[start]
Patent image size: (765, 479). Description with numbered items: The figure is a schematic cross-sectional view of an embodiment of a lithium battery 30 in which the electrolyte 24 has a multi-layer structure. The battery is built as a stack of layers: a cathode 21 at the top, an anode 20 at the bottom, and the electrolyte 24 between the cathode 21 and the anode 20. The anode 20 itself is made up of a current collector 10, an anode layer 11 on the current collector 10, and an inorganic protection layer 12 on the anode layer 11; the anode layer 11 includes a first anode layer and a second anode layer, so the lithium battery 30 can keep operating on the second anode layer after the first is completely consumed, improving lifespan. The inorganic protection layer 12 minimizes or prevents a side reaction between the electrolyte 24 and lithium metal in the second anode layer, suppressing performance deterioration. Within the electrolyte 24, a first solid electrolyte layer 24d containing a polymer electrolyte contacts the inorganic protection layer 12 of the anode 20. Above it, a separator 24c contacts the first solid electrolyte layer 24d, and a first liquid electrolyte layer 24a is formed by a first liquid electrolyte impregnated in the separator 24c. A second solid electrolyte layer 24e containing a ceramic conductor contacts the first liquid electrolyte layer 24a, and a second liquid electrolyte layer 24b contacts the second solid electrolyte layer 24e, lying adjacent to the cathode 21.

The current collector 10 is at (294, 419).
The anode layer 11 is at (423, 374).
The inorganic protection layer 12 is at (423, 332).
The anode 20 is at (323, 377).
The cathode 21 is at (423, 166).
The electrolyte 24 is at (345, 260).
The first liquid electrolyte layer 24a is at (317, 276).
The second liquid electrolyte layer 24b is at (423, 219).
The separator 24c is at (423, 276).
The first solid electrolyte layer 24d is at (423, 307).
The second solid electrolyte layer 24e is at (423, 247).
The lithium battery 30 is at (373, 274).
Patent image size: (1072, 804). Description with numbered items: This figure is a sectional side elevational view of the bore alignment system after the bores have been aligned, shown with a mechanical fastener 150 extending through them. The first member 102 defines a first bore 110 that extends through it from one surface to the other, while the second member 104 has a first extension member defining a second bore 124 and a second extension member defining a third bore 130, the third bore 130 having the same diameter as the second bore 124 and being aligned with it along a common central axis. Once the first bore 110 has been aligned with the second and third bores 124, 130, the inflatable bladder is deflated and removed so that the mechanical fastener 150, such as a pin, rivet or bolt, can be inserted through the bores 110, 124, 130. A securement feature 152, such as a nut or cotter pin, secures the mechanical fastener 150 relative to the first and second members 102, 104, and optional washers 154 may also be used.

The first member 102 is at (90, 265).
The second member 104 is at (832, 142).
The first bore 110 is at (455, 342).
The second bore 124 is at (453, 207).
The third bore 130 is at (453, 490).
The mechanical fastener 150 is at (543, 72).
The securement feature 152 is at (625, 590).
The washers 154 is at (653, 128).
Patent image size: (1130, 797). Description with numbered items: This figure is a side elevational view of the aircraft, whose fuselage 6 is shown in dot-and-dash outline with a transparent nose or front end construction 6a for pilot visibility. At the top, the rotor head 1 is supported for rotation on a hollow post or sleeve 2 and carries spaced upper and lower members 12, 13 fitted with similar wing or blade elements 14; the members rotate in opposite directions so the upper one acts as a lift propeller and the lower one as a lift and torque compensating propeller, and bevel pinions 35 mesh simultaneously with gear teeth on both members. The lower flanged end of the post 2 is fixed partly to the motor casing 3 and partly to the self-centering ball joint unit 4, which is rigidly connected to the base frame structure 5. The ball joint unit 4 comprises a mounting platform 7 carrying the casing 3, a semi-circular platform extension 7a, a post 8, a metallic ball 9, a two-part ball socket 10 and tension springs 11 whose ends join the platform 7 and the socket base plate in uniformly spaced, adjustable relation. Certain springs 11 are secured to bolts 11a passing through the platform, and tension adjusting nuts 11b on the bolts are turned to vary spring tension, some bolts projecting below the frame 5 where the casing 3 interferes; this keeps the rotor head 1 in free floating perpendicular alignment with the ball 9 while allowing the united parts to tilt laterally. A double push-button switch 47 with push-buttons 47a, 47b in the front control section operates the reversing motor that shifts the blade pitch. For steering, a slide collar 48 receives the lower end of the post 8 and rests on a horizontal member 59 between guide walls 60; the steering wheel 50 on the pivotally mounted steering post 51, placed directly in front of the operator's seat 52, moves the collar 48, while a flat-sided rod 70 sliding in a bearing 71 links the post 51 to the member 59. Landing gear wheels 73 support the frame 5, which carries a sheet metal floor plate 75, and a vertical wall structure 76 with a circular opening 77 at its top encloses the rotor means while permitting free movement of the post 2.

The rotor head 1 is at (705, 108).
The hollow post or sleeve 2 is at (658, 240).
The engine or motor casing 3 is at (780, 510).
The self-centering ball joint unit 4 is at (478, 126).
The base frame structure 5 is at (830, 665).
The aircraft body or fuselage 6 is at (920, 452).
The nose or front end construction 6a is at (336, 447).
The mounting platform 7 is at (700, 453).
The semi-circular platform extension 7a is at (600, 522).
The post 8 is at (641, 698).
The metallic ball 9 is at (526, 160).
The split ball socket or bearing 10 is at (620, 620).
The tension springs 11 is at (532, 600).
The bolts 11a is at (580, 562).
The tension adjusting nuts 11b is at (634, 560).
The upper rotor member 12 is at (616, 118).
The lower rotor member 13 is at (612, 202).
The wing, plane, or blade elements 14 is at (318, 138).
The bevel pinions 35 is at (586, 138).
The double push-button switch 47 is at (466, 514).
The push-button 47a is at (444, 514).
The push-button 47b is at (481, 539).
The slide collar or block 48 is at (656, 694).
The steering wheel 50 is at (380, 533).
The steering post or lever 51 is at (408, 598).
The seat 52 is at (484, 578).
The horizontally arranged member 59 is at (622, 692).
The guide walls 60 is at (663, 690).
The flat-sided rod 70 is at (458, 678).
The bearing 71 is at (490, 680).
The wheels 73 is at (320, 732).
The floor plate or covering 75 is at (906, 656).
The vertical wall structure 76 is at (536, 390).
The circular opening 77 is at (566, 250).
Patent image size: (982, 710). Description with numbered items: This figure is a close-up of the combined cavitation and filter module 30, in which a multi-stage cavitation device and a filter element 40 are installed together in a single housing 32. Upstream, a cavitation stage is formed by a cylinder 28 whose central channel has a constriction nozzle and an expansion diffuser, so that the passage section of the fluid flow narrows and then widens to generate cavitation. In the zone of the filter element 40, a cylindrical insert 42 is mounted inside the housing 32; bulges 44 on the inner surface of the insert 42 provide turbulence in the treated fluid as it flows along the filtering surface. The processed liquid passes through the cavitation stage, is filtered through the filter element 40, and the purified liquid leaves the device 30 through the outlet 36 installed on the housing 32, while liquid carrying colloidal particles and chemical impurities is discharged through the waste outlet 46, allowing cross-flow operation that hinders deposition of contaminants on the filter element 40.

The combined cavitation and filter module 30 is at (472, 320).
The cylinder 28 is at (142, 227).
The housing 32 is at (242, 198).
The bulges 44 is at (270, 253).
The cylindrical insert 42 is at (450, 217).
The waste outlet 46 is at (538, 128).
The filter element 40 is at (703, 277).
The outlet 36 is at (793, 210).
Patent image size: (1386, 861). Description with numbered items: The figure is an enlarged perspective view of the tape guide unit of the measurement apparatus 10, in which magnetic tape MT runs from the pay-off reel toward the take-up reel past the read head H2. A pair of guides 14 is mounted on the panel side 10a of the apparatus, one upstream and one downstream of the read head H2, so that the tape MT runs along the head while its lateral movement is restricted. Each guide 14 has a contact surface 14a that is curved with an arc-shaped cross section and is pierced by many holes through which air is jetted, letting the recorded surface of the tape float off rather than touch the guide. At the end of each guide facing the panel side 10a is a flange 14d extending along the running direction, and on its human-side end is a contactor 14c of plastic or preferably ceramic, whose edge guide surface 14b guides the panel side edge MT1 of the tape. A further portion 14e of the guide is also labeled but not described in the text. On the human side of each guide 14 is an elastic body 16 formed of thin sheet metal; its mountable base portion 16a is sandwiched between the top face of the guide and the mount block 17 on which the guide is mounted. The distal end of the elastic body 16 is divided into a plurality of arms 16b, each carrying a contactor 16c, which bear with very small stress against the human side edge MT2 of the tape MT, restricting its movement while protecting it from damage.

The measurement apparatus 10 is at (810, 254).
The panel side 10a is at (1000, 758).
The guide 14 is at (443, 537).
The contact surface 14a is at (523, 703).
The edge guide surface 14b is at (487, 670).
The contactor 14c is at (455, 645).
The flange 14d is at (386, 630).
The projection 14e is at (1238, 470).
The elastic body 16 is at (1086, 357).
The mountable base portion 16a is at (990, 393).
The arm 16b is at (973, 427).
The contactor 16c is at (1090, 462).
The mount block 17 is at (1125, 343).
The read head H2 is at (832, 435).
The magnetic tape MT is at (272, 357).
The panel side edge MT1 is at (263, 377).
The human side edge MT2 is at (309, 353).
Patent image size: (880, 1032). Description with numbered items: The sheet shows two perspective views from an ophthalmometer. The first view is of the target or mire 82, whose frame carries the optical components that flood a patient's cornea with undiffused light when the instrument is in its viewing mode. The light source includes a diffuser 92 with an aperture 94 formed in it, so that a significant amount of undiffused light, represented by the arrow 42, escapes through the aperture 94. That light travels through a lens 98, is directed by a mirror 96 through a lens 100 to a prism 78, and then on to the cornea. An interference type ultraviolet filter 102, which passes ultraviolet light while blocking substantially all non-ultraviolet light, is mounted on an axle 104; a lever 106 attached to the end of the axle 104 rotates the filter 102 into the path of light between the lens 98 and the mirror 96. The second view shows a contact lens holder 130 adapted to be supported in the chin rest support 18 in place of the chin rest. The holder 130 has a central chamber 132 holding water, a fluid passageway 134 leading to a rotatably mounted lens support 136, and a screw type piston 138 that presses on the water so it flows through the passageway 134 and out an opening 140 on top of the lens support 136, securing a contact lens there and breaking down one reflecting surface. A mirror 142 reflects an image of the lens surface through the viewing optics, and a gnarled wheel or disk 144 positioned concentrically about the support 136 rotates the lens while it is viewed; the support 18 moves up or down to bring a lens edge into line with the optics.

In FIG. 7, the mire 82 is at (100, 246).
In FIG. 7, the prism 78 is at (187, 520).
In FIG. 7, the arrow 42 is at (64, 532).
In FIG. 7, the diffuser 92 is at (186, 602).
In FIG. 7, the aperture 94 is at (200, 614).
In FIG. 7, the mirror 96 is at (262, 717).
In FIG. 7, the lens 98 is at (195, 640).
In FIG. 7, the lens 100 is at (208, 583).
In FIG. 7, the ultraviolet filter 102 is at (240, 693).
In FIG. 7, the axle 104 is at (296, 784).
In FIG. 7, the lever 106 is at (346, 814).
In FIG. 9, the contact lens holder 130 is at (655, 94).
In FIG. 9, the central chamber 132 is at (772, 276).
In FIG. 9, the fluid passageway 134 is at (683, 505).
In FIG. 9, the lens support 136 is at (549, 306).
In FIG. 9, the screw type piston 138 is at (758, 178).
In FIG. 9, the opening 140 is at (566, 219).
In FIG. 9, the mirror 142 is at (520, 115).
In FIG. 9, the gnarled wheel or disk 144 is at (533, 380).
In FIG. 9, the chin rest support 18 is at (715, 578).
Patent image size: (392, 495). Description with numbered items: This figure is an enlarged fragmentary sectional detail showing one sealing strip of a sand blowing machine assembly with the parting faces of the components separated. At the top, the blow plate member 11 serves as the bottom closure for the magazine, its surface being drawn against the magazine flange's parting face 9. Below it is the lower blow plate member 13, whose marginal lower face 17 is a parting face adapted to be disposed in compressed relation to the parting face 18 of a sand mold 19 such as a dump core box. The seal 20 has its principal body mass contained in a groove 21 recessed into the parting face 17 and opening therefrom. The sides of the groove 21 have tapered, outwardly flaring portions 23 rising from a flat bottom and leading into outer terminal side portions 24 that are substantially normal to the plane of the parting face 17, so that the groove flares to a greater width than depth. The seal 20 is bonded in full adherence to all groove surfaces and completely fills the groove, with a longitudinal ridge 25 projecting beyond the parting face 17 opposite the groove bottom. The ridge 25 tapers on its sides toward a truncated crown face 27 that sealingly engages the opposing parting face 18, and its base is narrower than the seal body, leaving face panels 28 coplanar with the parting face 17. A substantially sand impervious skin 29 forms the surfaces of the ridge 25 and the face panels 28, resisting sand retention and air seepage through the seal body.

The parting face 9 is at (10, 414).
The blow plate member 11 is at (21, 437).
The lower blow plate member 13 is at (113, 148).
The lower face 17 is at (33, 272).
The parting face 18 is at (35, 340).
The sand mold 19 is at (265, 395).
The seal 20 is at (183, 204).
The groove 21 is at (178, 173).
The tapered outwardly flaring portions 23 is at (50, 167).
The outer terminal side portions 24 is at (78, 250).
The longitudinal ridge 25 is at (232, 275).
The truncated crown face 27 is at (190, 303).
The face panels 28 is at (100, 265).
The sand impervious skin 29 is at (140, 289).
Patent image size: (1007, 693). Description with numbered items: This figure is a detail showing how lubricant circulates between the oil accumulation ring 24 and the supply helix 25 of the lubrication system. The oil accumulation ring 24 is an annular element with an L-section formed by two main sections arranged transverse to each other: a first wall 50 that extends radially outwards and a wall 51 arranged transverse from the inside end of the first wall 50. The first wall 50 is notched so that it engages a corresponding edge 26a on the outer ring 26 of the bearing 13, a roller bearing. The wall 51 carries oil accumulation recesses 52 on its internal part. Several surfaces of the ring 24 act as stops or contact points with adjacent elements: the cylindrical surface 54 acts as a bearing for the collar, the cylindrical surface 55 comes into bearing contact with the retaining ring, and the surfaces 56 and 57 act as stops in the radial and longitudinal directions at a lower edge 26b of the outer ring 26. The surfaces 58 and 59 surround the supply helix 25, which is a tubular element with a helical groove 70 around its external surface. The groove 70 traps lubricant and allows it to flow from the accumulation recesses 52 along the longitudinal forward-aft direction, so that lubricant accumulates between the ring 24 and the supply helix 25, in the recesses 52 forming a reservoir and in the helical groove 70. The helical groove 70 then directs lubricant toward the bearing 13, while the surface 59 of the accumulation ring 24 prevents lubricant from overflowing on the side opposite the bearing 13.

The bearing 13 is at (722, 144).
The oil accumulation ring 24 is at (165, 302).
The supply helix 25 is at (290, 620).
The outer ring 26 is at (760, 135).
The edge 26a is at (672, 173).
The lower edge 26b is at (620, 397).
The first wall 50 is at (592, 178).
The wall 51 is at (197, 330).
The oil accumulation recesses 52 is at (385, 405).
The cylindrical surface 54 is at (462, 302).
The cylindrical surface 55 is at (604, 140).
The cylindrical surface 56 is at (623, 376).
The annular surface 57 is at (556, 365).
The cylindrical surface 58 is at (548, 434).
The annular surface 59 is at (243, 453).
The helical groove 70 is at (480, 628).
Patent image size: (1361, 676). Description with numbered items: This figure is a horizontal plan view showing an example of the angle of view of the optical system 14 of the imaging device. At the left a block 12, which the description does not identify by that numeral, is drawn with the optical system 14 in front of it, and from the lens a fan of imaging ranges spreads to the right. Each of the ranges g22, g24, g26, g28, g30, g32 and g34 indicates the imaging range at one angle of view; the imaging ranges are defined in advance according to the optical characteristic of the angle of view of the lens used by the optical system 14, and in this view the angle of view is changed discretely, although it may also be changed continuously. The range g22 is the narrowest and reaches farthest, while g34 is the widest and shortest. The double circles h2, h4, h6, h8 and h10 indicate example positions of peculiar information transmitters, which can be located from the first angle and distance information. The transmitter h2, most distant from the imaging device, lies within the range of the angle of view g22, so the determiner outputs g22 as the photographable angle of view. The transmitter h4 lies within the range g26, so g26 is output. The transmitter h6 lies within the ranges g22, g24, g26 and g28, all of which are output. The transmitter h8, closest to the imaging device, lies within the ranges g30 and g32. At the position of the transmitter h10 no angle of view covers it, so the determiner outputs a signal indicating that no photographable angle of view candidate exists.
[end]
Problem: Copy the lines from the line with "Patent image size: (1386, 861)." up to and including the line with "The human side edge MT2 is at (309, 353).", swapping "pay-off reel" for "supply reel" and leaving everything else unchanged.

Answer to this task:
Patent image size: (1386, 861). Description with numbered items: The figure is an enlarged perspective view of the tape guide unit of the measurement apparatus 10, in which magnetic tape MT runs from the supply reel toward the take-up reel past the read head H2. A pair of guides 14 is mounted on the panel side 10a of the apparatus, one upstream and one downstream of the read head H2, so that the tape MT runs along the head while its lateral movement is restricted. Each guide 14 has a contact surface 14a that is curved with an arc-shaped cross section and is pierced by many holes through which air is jetted, letting the recorded surface of the tape float off rather than touch the guide. At the end of each guide facing the panel side 10a is a flange 14d extending along the running direction, and on its human-side end is a contactor 14c of plastic or preferably ceramic, whose edge guide surface 14b guides the panel side edge MT1 of the tape. A further portion 14e of the guide is also labeled but not described in the text. On the human side of each guide 14 is an elastic body 16 formed of thin sheet metal; its mountable base portion 16a is sandwiched between the top face of the guide and the mount block 17 on which the guide is mounted. The distal end of the elastic body 16 is divided into a plurality of arms 16b, each carrying a contactor 16c, which bear with very small stress against the human side edge MT2 of the tape MT, restricting its movement while protecting it from damage.

The measurement apparatus 10 is at (810, 254).
The panel side 10a is at (1000, 758).
The guide 14 is at (443, 537).
The contact surface 14a is at (523, 703).
The edge guide surface 14b is at (487, 670).
The contactor 14c is at (455, 645).
The flange 14d is at (386, 630).
The projection 14e is at (1238, 470).
The elastic body 16 is at (1086, 357).
The mountable base portion 16a is at (990, 393).
The arm 16b is at (973, 427).
The contactor 16c is at (1090, 462).
The mount block 17 is at (1125, 343).
The read head H2 is at (832, 435).
The magnetic tape MT is at (272, 357).
The panel side edge MT1 is at (263, 377).
The human side edge MT2 is at (309, 353).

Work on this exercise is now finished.